_What is asked_:
Restate the listing below word for word, omitting any images.

- - -

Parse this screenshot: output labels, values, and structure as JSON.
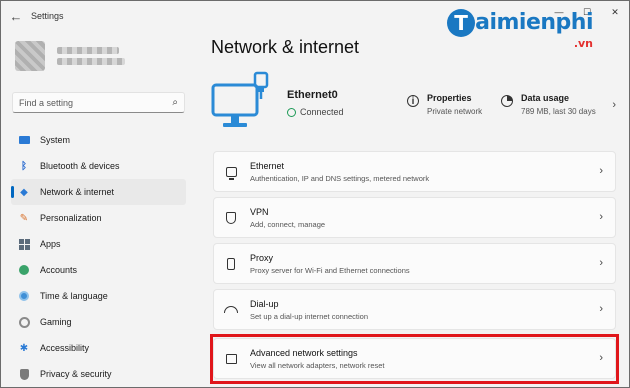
{
  "window": {
    "title": "Settings",
    "controls": [
      "—",
      "☐",
      "✕"
    ]
  },
  "watermark": {
    "brand": "aimienphi",
    "tld": ".vn"
  },
  "search": {
    "placeholder": "Find a setting"
  },
  "sidebar": {
    "items": [
      {
        "label": "System",
        "icon": "system-icon"
      },
      {
        "label": "Bluetooth & devices",
        "icon": "bluetooth-icon"
      },
      {
        "label": "Network & internet",
        "icon": "network-icon",
        "active": true
      },
      {
        "label": "Personalization",
        "icon": "brush-icon"
      },
      {
        "label": "Apps",
        "icon": "apps-icon"
      },
      {
        "label": "Accounts",
        "icon": "accounts-icon"
      },
      {
        "label": "Time & language",
        "icon": "globe-clock-icon"
      },
      {
        "label": "Gaming",
        "icon": "gaming-icon"
      },
      {
        "label": "Accessibility",
        "icon": "accessibility-icon"
      },
      {
        "label": "Privacy & security",
        "icon": "shield-icon"
      }
    ]
  },
  "main": {
    "title": "Network & internet",
    "connection": {
      "name": "Ethernet0",
      "status": "Connected"
    },
    "properties": {
      "title": "Properties",
      "subtitle": "Private network"
    },
    "data_usage": {
      "title": "Data usage",
      "subtitle": "789 MB, last 30 days"
    },
    "cards": [
      {
        "title": "Ethernet",
        "subtitle": "Authentication, IP and DNS settings, metered network"
      },
      {
        "title": "VPN",
        "subtitle": "Add, connect, manage"
      },
      {
        "title": "Proxy",
        "subtitle": "Proxy server for Wi-Fi and Ethernet connections"
      },
      {
        "title": "Dial-up",
        "subtitle": "Set up a dial-up internet connection"
      },
      {
        "title": "Advanced network settings",
        "subtitle": "View all network adapters, network reset"
      }
    ]
  },
  "colors": {
    "accent": "#0067c0",
    "highlight": "#e0161b",
    "hero_icon": "#2a8ad6"
  }
}
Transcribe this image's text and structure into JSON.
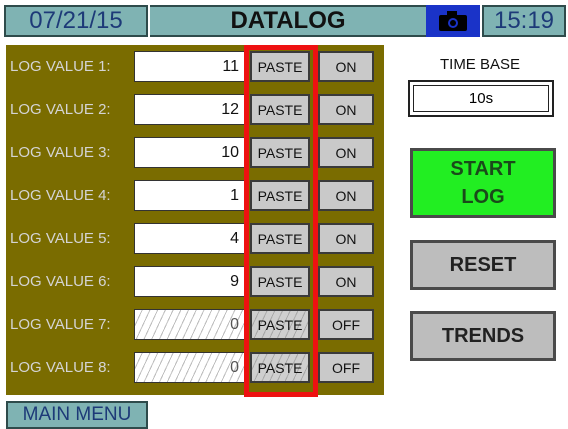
{
  "header": {
    "date": "07/21/15",
    "title": "DATALOG",
    "time": "15:19",
    "camera_icon": "camera-icon"
  },
  "rows": [
    {
      "label": "LOG VALUE 1:",
      "value": "11",
      "paste": "PASTE",
      "state": "ON"
    },
    {
      "label": "LOG VALUE 2:",
      "value": "12",
      "paste": "PASTE",
      "state": "ON"
    },
    {
      "label": "LOG VALUE 3:",
      "value": "10",
      "paste": "PASTE",
      "state": "ON"
    },
    {
      "label": "LOG VALUE 4:",
      "value": "1",
      "paste": "PASTE",
      "state": "ON"
    },
    {
      "label": "LOG VALUE 5:",
      "value": "4",
      "paste": "PASTE",
      "state": "ON"
    },
    {
      "label": "LOG VALUE 6:",
      "value": "9",
      "paste": "PASTE",
      "state": "ON"
    },
    {
      "label": "LOG VALUE 7:",
      "value": "0",
      "paste": "PASTE",
      "state": "OFF"
    },
    {
      "label": "LOG VALUE 8:",
      "value": "0",
      "paste": "PASTE",
      "state": "OFF"
    }
  ],
  "time_base": {
    "label": "TIME BASE",
    "value": "10s"
  },
  "buttons": {
    "start": "START LOG",
    "reset": "RESET",
    "trends": "TRENDS",
    "main_menu": "MAIN MENU"
  },
  "colors": {
    "panel": "#7a6c00",
    "header": "#7fb3b3",
    "start": "#22ee22",
    "highlight": "#ee1111"
  }
}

- - -

_Result of the exercise_:
Parse this screenshot: output labels, values, and structure as JSON.
{
  "window": {
    "title": "Settings",
    "controls": [
      "—",
      "☐",
      "✕"
    ]
  },
  "watermark": {
    "brand": "aimienphi",
    "tld": ".vn"
  },
  "search": {
    "placeholder": "Find a setting"
  },
  "sidebar": {
    "items": [
      {
        "label": "System",
        "icon": "system-icon"
      },
      {
        "label": "Bluetooth & devices",
        "icon": "bluetooth-icon"
      },
      {
        "label": "Network & internet",
        "icon": "network-icon",
        "active": true
      },
      {
        "label": "Personalization",
        "icon": "brush-icon"
      },
      {
        "label": "Apps",
        "icon": "apps-icon"
      },
      {
        "label": "Accounts",
        "icon": "accounts-icon"
      },
      {
        "label": "Time & language",
        "icon": "globe-clock-icon"
      },
      {
        "label": "Gaming",
        "icon": "gaming-icon"
      },
      {
        "label": "Accessibility",
        "icon": "accessibility-icon"
      },
      {
        "label": "Privacy & security",
        "icon": "shield-icon"
      }
    ]
  },
  "main": {
    "title": "Network & internet",
    "connection": {
      "name": "Ethernet0",
      "status": "Connected"
    },
    "properties": {
      "title": "Properties",
      "subtitle": "Private network"
    },
    "data_usage": {
      "title": "Data usage",
      "subtitle": "789 MB, last 30 days"
    },
    "cards": [
      {
        "title": "Ethernet",
        "subtitle": "Authentication, IP and DNS settings, metered network"
      },
      {
        "title": "VPN",
        "subtitle": "Add, connect, manage"
      },
      {
        "title": "Proxy",
        "subtitle": "Proxy server for Wi-Fi and Ethernet connections"
      },
      {
        "title": "Dial-up",
        "subtitle": "Set up a dial-up internet connection"
      },
      {
        "title": "Advanced network settings",
        "subtitle": "View all network adapters, network reset"
      }
    ]
  },
  "colors": {
    "accent": "#0067c0",
    "highlight": "#e0161b",
    "hero_icon": "#2a8ad6"
  }
}
Transcribe this image's text and structure into JSON.
{
  "header": {
    "date": "07/21/15",
    "title": "DATALOG",
    "time": "15:19",
    "camera_icon": "camera-icon"
  },
  "rows": [
    {
      "label": "LOG VALUE 1:",
      "value": "11",
      "paste": "PASTE",
      "state": "ON"
    },
    {
      "label": "LOG VALUE 2:",
      "value": "12",
      "paste": "PASTE",
      "state": "ON"
    },
    {
      "label": "LOG VALUE 3:",
      "value": "10",
      "paste": "PASTE",
      "state": "ON"
    },
    {
      "label": "LOG VALUE 4:",
      "value": "1",
      "paste": "PASTE",
      "state": "ON"
    },
    {
      "label": "LOG VALUE 5:",
      "value": "4",
      "paste": "PASTE",
      "state": "ON"
    },
    {
      "label": "LOG VALUE 6:",
      "value": "9",
      "paste": "PASTE",
      "state": "ON"
    },
    {
      "label": "LOG VALUE 7:",
      "value": "0",
      "paste": "PASTE",
      "state": "OFF"
    },
    {
      "label": "LOG VALUE 8:",
      "value": "0",
      "paste": "PASTE",
      "state": "OFF"
    }
  ],
  "time_base": {
    "label": "TIME BASE",
    "value": "10s"
  },
  "buttons": {
    "start": "START LOG",
    "reset": "RESET",
    "trends": "TRENDS",
    "main_menu": "MAIN MENU"
  },
  "colors": {
    "panel": "#7a6c00",
    "header": "#7fb3b3",
    "start": "#22ee22",
    "highlight": "#ee1111"
  }
}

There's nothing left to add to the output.